■ TASK OBJECTIVE ■
Do not copy the pictures; transcribe all other material exactly.

■ RECORDED DATA ■
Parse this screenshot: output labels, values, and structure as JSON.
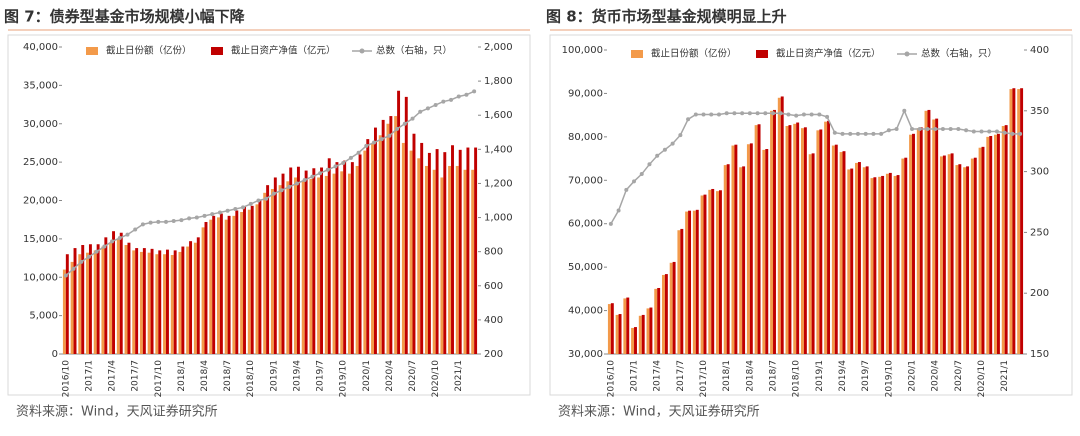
{
  "chart_data": [
    {
      "type": "bar",
      "title": "图 7：债券型基金市场规模小幅下降",
      "source": "资料来源：Wind，天风证券研究所",
      "categories": [
        "2016/10",
        null,
        null,
        "2017/1",
        null,
        null,
        "2017/4",
        null,
        null,
        "2017/7",
        null,
        null,
        "2017/10",
        null,
        null,
        "2018/1",
        null,
        null,
        "2018/4",
        null,
        null,
        "2018/7",
        null,
        null,
        "2018/10",
        null,
        null,
        "2019/1",
        null,
        null,
        "2019/4",
        null,
        null,
        "2019/7",
        null,
        null,
        "2019/10",
        null,
        null,
        "2020/1",
        null,
        null,
        "2020/4",
        null,
        null,
        "2020/7",
        null,
        null,
        "2020/10",
        null,
        null,
        "2021/1",
        null,
        null
      ],
      "series": [
        {
          "name": "截止日份额（亿份）",
          "color": "#f39a4a",
          "values": [
            11000,
            12000,
            13000,
            13200,
            13500,
            14000,
            14500,
            15000,
            14200,
            13500,
            13300,
            13200,
            13000,
            13000,
            12900,
            13300,
            14000,
            14500,
            16500,
            17500,
            17800,
            17500,
            18000,
            18500,
            18800,
            19500,
            21000,
            21500,
            22000,
            22500,
            23000,
            22500,
            22800,
            23000,
            23200,
            23500,
            23800,
            23500,
            24500,
            26500,
            27500,
            28500,
            30000,
            31000,
            27500,
            26500,
            25500,
            24500,
            24000,
            23000,
            24500,
            24500,
            24000,
            24000
          ]
        },
        {
          "name": "截止日资产净值（亿元）",
          "color": "#c00000",
          "values": [
            13000,
            13800,
            14200,
            14300,
            14300,
            15200,
            16000,
            15800,
            14500,
            13800,
            13800,
            13700,
            13500,
            13600,
            13500,
            14000,
            14700,
            15200,
            17200,
            18000,
            18300,
            18000,
            18700,
            19200,
            19300,
            20000,
            22000,
            23000,
            23500,
            24300,
            24400,
            23900,
            24200,
            24300,
            25500,
            25000,
            25200,
            25000,
            26000,
            28000,
            29500,
            30500,
            31000,
            34300,
            33500,
            28700,
            27500,
            26200,
            26700,
            26300,
            27200,
            26600,
            26900,
            26900
          ]
        },
        {
          "name": "总数（右轴，只）",
          "color": "#a6a6a6",
          "axis": "y2",
          "values": [
            660,
            700,
            740,
            770,
            800,
            830,
            860,
            880,
            900,
            930,
            960,
            970,
            975,
            975,
            980,
            985,
            995,
            1000,
            1010,
            1020,
            1030,
            1040,
            1050,
            1060,
            1080,
            1100,
            1110,
            1140,
            1160,
            1180,
            1200,
            1220,
            1240,
            1260,
            1280,
            1300,
            1320,
            1350,
            1380,
            1420,
            1440,
            1460,
            1480,
            1520,
            1550,
            1580,
            1620,
            1640,
            1660,
            1680,
            1690,
            1710,
            1720,
            1740
          ]
        }
      ],
      "ylim": [
        0,
        40000
      ],
      "yticks": [
        0,
        {
          "value": 5000,
          "label": "5,000"
        },
        {
          "value": 10000,
          "label": "10,000"
        },
        {
          "value": 15000,
          "label": "15,000"
        },
        {
          "value": 20000,
          "label": "20,000"
        },
        {
          "value": 25000,
          "label": "25,000"
        },
        {
          "value": 30000,
          "label": "30,000"
        },
        {
          "value": 35000,
          "label": "35,000"
        },
        {
          "value": 40000,
          "label": "40,000"
        }
      ],
      "y2lim": [
        200,
        2000
      ],
      "y2ticks": [
        200,
        400,
        600,
        800,
        {
          "value": 1000,
          "label": "1,000"
        },
        {
          "value": 1200,
          "label": "1,200"
        },
        {
          "value": 1400,
          "label": "1,400"
        },
        {
          "value": 1600,
          "label": "1,600"
        },
        {
          "value": 1800,
          "label": "1,800"
        },
        {
          "value": 2000,
          "label": "2,000"
        }
      ]
    },
    {
      "type": "bar",
      "title": "图 8：货币市场型基金规模明显上升",
      "source": "资料来源：Wind，天风证券研究所",
      "categories": [
        "2016/10",
        null,
        null,
        "2017/1",
        null,
        null,
        "2017/4",
        null,
        null,
        "2017/7",
        null,
        null,
        "2017/10",
        null,
        null,
        "2018/1",
        null,
        null,
        "2018/4",
        null,
        null,
        "2018/7",
        null,
        null,
        "2018/10",
        null,
        null,
        "2019/1",
        null,
        null,
        "2019/4",
        null,
        null,
        "2019/7",
        null,
        null,
        "2019/10",
        null,
        null,
        "2020/1",
        null,
        null,
        "2020/4",
        null,
        null,
        "2020/7",
        null,
        null,
        "2020/10",
        null,
        null,
        "2021/1",
        null,
        null
      ],
      "series": [
        {
          "name": "截止日份额（亿份）",
          "color": "#f39a4a",
          "values": [
            41500,
            39000,
            42800,
            36000,
            38800,
            40500,
            45000,
            48200,
            51000,
            58500,
            62800,
            63000,
            66500,
            67800,
            67500,
            73500,
            78000,
            73000,
            78300,
            82700,
            77000,
            86000,
            89000,
            82500,
            83000,
            82000,
            76000,
            81500,
            83500,
            78000,
            76500,
            72500,
            74000,
            73000,
            70500,
            70800,
            71500,
            71000,
            75000,
            80500,
            82000,
            86000,
            84000,
            75500,
            76000,
            73500,
            73000,
            75000,
            77500,
            80000,
            80500,
            82500,
            91000,
            91000
          ]
        },
        {
          "name": "截止日资产净值（亿元）",
          "color": "#c00000",
          "values": [
            41700,
            39200,
            43000,
            36200,
            39000,
            40700,
            45200,
            48400,
            51200,
            58800,
            63000,
            63200,
            66700,
            68000,
            67700,
            73700,
            78200,
            73200,
            78500,
            82900,
            77200,
            86200,
            89300,
            82700,
            83300,
            82200,
            76200,
            81700,
            83700,
            78200,
            76700,
            72700,
            74200,
            73200,
            70700,
            71000,
            71700,
            71200,
            75200,
            80700,
            82200,
            86200,
            84200,
            75700,
            76200,
            73700,
            73200,
            75200,
            77700,
            80200,
            80700,
            82700,
            91200,
            91200
          ]
        },
        {
          "name": "总数（右轴，只）",
          "color": "#a6a6a6",
          "axis": "y2",
          "values": [
            257,
            268,
            285,
            292,
            298,
            306,
            313,
            318,
            323,
            330,
            343,
            347,
            347,
            347,
            347,
            348,
            348,
            348,
            348,
            348,
            348,
            348,
            348,
            347,
            346,
            347,
            347,
            347,
            345,
            332,
            331,
            331,
            331,
            331,
            331,
            331,
            334,
            335,
            350,
            335,
            335,
            335,
            335,
            335,
            335,
            335,
            334,
            333,
            333,
            333,
            333,
            332,
            331,
            331
          ]
        }
      ],
      "ylim": [
        30000,
        100000
      ],
      "yticks": [
        {
          "value": 30000,
          "label": "30,000"
        },
        {
          "value": 40000,
          "label": "40,000"
        },
        {
          "value": 50000,
          "label": "50,000"
        },
        {
          "value": 60000,
          "label": "60,000"
        },
        {
          "value": 70000,
          "label": "70,000"
        },
        {
          "value": 80000,
          "label": "80,000"
        },
        {
          "value": 90000,
          "label": "90,000"
        },
        {
          "value": 100000,
          "label": "100,000"
        }
      ],
      "y2lim": [
        150,
        400
      ],
      "y2ticks": [
        150,
        200,
        250,
        300,
        350,
        400
      ]
    }
  ]
}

■ RESULT OF THE EXERCISE ■
Parse this screenshot: output labels, values, and structure as JSON.
{
  "chart_data": [
    {
      "type": "bar",
      "title": "图 7：债券型基金市场规模小幅下降",
      "source": "资料来源：Wind，天风证券研究所",
      "categories": [
        "2016/10",
        null,
        null,
        "2017/1",
        null,
        null,
        "2017/4",
        null,
        null,
        "2017/7",
        null,
        null,
        "2017/10",
        null,
        null,
        "2018/1",
        null,
        null,
        "2018/4",
        null,
        null,
        "2018/7",
        null,
        null,
        "2018/10",
        null,
        null,
        "2019/1",
        null,
        null,
        "2019/4",
        null,
        null,
        "2019/7",
        null,
        null,
        "2019/10",
        null,
        null,
        "2020/1",
        null,
        null,
        "2020/4",
        null,
        null,
        "2020/7",
        null,
        null,
        "2020/10",
        null,
        null,
        "2021/1",
        null,
        null
      ],
      "series": [
        {
          "name": "截止日份额（亿份）",
          "color": "#f39a4a",
          "values": [
            11000,
            12000,
            13000,
            13200,
            13500,
            14000,
            14500,
            15000,
            14200,
            13500,
            13300,
            13200,
            13000,
            13000,
            12900,
            13300,
            14000,
            14500,
            16500,
            17500,
            17800,
            17500,
            18000,
            18500,
            18800,
            19500,
            21000,
            21500,
            22000,
            22500,
            23000,
            22500,
            22800,
            23000,
            23200,
            23500,
            23800,
            23500,
            24500,
            26500,
            27500,
            28500,
            30000,
            31000,
            27500,
            26500,
            25500,
            24500,
            24000,
            23000,
            24500,
            24500,
            24000,
            24000
          ]
        },
        {
          "name": "截止日资产净值（亿元）",
          "color": "#c00000",
          "values": [
            13000,
            13800,
            14200,
            14300,
            14300,
            15200,
            16000,
            15800,
            14500,
            13800,
            13800,
            13700,
            13500,
            13600,
            13500,
            14000,
            14700,
            15200,
            17200,
            18000,
            18300,
            18000,
            18700,
            19200,
            19300,
            20000,
            22000,
            23000,
            23500,
            24300,
            24400,
            23900,
            24200,
            24300,
            25500,
            25000,
            25200,
            25000,
            26000,
            28000,
            29500,
            30500,
            31000,
            34300,
            33500,
            28700,
            27500,
            26200,
            26700,
            26300,
            27200,
            26600,
            26900,
            26900
          ]
        },
        {
          "name": "总数（右轴，只）",
          "color": "#a6a6a6",
          "axis": "y2",
          "values": [
            660,
            700,
            740,
            770,
            800,
            830,
            860,
            880,
            900,
            930,
            960,
            970,
            975,
            975,
            980,
            985,
            995,
            1000,
            1010,
            1020,
            1030,
            1040,
            1050,
            1060,
            1080,
            1100,
            1110,
            1140,
            1160,
            1180,
            1200,
            1220,
            1240,
            1260,
            1280,
            1300,
            1320,
            1350,
            1380,
            1420,
            1440,
            1460,
            1480,
            1520,
            1550,
            1580,
            1620,
            1640,
            1660,
            1680,
            1690,
            1710,
            1720,
            1740
          ]
        }
      ],
      "ylim": [
        0,
        40000
      ],
      "yticks": [
        0,
        {
          "value": 5000,
          "label": "5,000"
        },
        {
          "value": 10000,
          "label": "10,000"
        },
        {
          "value": 15000,
          "label": "15,000"
        },
        {
          "value": 20000,
          "label": "20,000"
        },
        {
          "value": 25000,
          "label": "25,000"
        },
        {
          "value": 30000,
          "label": "30,000"
        },
        {
          "value": 35000,
          "label": "35,000"
        },
        {
          "value": 40000,
          "label": "40,000"
        }
      ],
      "y2lim": [
        200,
        2000
      ],
      "y2ticks": [
        200,
        400,
        600,
        800,
        {
          "value": 1000,
          "label": "1,000"
        },
        {
          "value": 1200,
          "label": "1,200"
        },
        {
          "value": 1400,
          "label": "1,400"
        },
        {
          "value": 1600,
          "label": "1,600"
        },
        {
          "value": 1800,
          "label": "1,800"
        },
        {
          "value": 2000,
          "label": "2,000"
        }
      ]
    },
    {
      "type": "bar",
      "title": "图 8：货币市场型基金规模明显上升",
      "source": "资料来源：Wind，天风证券研究所",
      "categories": [
        "2016/10",
        null,
        null,
        "2017/1",
        null,
        null,
        "2017/4",
        null,
        null,
        "2017/7",
        null,
        null,
        "2017/10",
        null,
        null,
        "2018/1",
        null,
        null,
        "2018/4",
        null,
        null,
        "2018/7",
        null,
        null,
        "2018/10",
        null,
        null,
        "2019/1",
        null,
        null,
        "2019/4",
        null,
        null,
        "2019/7",
        null,
        null,
        "2019/10",
        null,
        null,
        "2020/1",
        null,
        null,
        "2020/4",
        null,
        null,
        "2020/7",
        null,
        null,
        "2020/10",
        null,
        null,
        "2021/1",
        null,
        null
      ],
      "series": [
        {
          "name": "截止日份额（亿份）",
          "color": "#f39a4a",
          "values": [
            41500,
            39000,
            42800,
            36000,
            38800,
            40500,
            45000,
            48200,
            51000,
            58500,
            62800,
            63000,
            66500,
            67800,
            67500,
            73500,
            78000,
            73000,
            78300,
            82700,
            77000,
            86000,
            89000,
            82500,
            83000,
            82000,
            76000,
            81500,
            83500,
            78000,
            76500,
            72500,
            74000,
            73000,
            70500,
            70800,
            71500,
            71000,
            75000,
            80500,
            82000,
            86000,
            84000,
            75500,
            76000,
            73500,
            73000,
            75000,
            77500,
            80000,
            80500,
            82500,
            91000,
            91000
          ]
        },
        {
          "name": "截止日资产净值（亿元）",
          "color": "#c00000",
          "values": [
            41700,
            39200,
            43000,
            36200,
            39000,
            40700,
            45200,
            48400,
            51200,
            58800,
            63000,
            63200,
            66700,
            68000,
            67700,
            73700,
            78200,
            73200,
            78500,
            82900,
            77200,
            86200,
            89300,
            82700,
            83300,
            82200,
            76200,
            81700,
            83700,
            78200,
            76700,
            72700,
            74200,
            73200,
            70700,
            71000,
            71700,
            71200,
            75200,
            80700,
            82200,
            86200,
            84200,
            75700,
            76200,
            73700,
            73200,
            75200,
            77700,
            80200,
            80700,
            82700,
            91200,
            91200
          ]
        },
        {
          "name": "总数（右轴，只）",
          "color": "#a6a6a6",
          "axis": "y2",
          "values": [
            257,
            268,
            285,
            292,
            298,
            306,
            313,
            318,
            323,
            330,
            343,
            347,
            347,
            347,
            347,
            348,
            348,
            348,
            348,
            348,
            348,
            348,
            348,
            347,
            346,
            347,
            347,
            347,
            345,
            332,
            331,
            331,
            331,
            331,
            331,
            331,
            334,
            335,
            350,
            335,
            335,
            335,
            335,
            335,
            335,
            335,
            334,
            333,
            333,
            333,
            333,
            332,
            331,
            331
          ]
        }
      ],
      "ylim": [
        30000,
        100000
      ],
      "yticks": [
        {
          "value": 30000,
          "label": "30,000"
        },
        {
          "value": 40000,
          "label": "40,000"
        },
        {
          "value": 50000,
          "label": "50,000"
        },
        {
          "value": 60000,
          "label": "60,000"
        },
        {
          "value": 70000,
          "label": "70,000"
        },
        {
          "value": 80000,
          "label": "80,000"
        },
        {
          "value": 90000,
          "label": "90,000"
        },
        {
          "value": 100000,
          "label": "100,000"
        }
      ],
      "y2lim": [
        150,
        400
      ],
      "y2ticks": [
        150,
        200,
        250,
        300,
        350,
        400
      ]
    }
  ]
}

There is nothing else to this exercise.